Do this = Each entry below is to be given again word for word, with no pictures.

Start of Material supplied

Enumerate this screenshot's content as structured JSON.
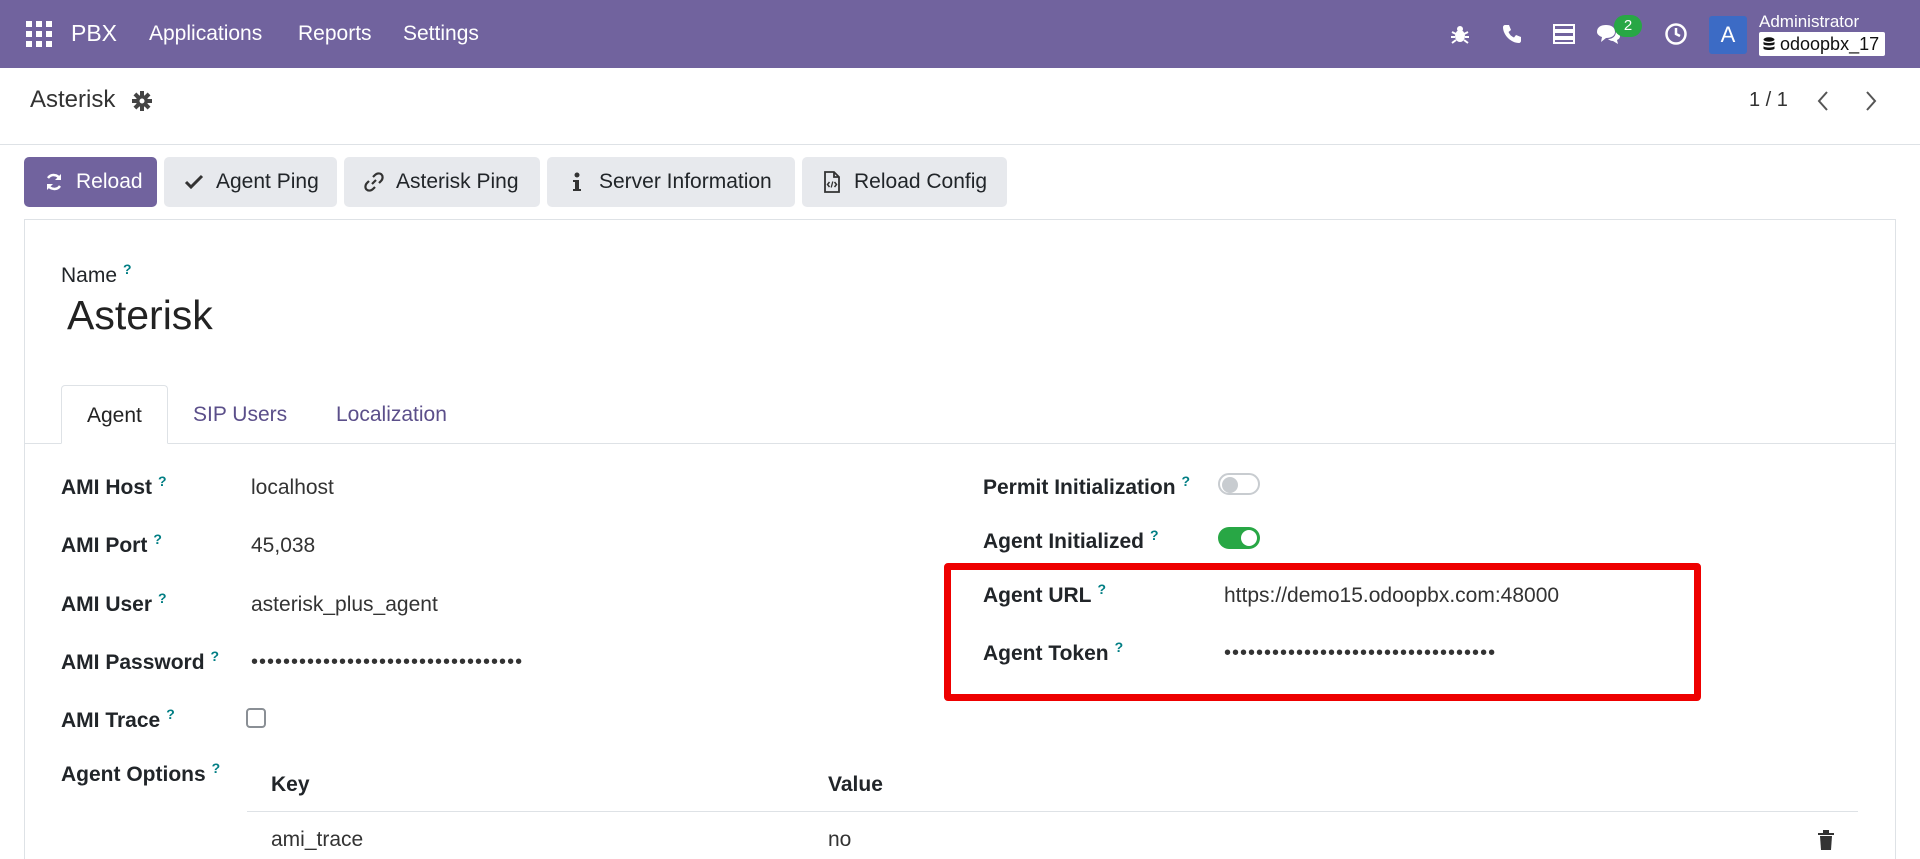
{
  "navbar": {
    "app_name": "PBX",
    "menus": [
      "Applications",
      "Reports",
      "Settings"
    ],
    "messages_badge": "2",
    "avatar_letter": "A",
    "user_name": "Administrator",
    "database": "odoopbx_17",
    "icons": [
      "bug-icon",
      "phone-icon",
      "server-icon",
      "chat-icon",
      "clock-icon"
    ],
    "brand_color": "#71639e"
  },
  "control_panel": {
    "breadcrumb": "Asterisk",
    "pager": "1 / 1"
  },
  "actions": {
    "reload": "Reload",
    "agent_ping": "Agent Ping",
    "asterisk_ping": "Asterisk Ping",
    "server_information": "Server Information",
    "reload_config": "Reload Config"
  },
  "form": {
    "name_label": "Name",
    "name_value": "Asterisk",
    "help_mark": "?",
    "tabs": [
      "Agent",
      "SIP Users",
      "Localization"
    ],
    "left": {
      "ami_host_label": "AMI Host",
      "ami_host_value": "localhost",
      "ami_port_label": "AMI Port",
      "ami_port_value": "45,038",
      "ami_user_label": "AMI User",
      "ami_user_value": "asterisk_plus_agent",
      "ami_password_label": "AMI Password",
      "ami_password_value": "••••••••••••••••••••••••••••••••••",
      "ami_trace_label": "AMI Trace",
      "ami_trace_checked": false,
      "agent_options_label": "Agent Options"
    },
    "right": {
      "permit_init_label": "Permit Initialization",
      "permit_init_on": false,
      "agent_init_label": "Agent Initialized",
      "agent_init_on": true,
      "agent_url_label": "Agent URL",
      "agent_url_value": "https://demo15.odoopbx.com:48000",
      "agent_token_label": "Agent Token",
      "agent_token_value": "••••••••••••••••••••••••••••••••••"
    },
    "options_table": {
      "headers": [
        "Key",
        "Value"
      ],
      "rows": [
        {
          "key": "ami_trace",
          "value": "no"
        }
      ]
    }
  }
}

End of Material supplied

The result =
Enumerate this screenshot's content as structured JSON.
{
  "navbar": {
    "app_name": "PBX",
    "menus": [
      "Applications",
      "Reports",
      "Settings"
    ],
    "messages_badge": "2",
    "avatar_letter": "A",
    "user_name": "Administrator",
    "database": "odoopbx_17",
    "icons": [
      "bug-icon",
      "phone-icon",
      "server-icon",
      "chat-icon",
      "clock-icon"
    ],
    "brand_color": "#71639e"
  },
  "control_panel": {
    "breadcrumb": "Asterisk",
    "pager": "1 / 1"
  },
  "actions": {
    "reload": "Reload",
    "agent_ping": "Agent Ping",
    "asterisk_ping": "Asterisk Ping",
    "server_information": "Server Information",
    "reload_config": "Reload Config"
  },
  "form": {
    "name_label": "Name",
    "name_value": "Asterisk",
    "help_mark": "?",
    "tabs": [
      "Agent",
      "SIP Users",
      "Localization"
    ],
    "left": {
      "ami_host_label": "AMI Host",
      "ami_host_value": "localhost",
      "ami_port_label": "AMI Port",
      "ami_port_value": "45,038",
      "ami_user_label": "AMI User",
      "ami_user_value": "asterisk_plus_agent",
      "ami_password_label": "AMI Password",
      "ami_password_value": "••••••••••••••••••••••••••••••••••",
      "ami_trace_label": "AMI Trace",
      "ami_trace_checked": false,
      "agent_options_label": "Agent Options"
    },
    "right": {
      "permit_init_label": "Permit Initialization",
      "permit_init_on": false,
      "agent_init_label": "Agent Initialized",
      "agent_init_on": true,
      "agent_url_label": "Agent URL",
      "agent_url_value": "https://demo15.odoopbx.com:48000",
      "agent_token_label": "Agent Token",
      "agent_token_value": "••••••••••••••••••••••••••••••••••"
    },
    "options_table": {
      "headers": [
        "Key",
        "Value"
      ],
      "rows": [
        {
          "key": "ami_trace",
          "value": "no"
        }
      ]
    }
  }
}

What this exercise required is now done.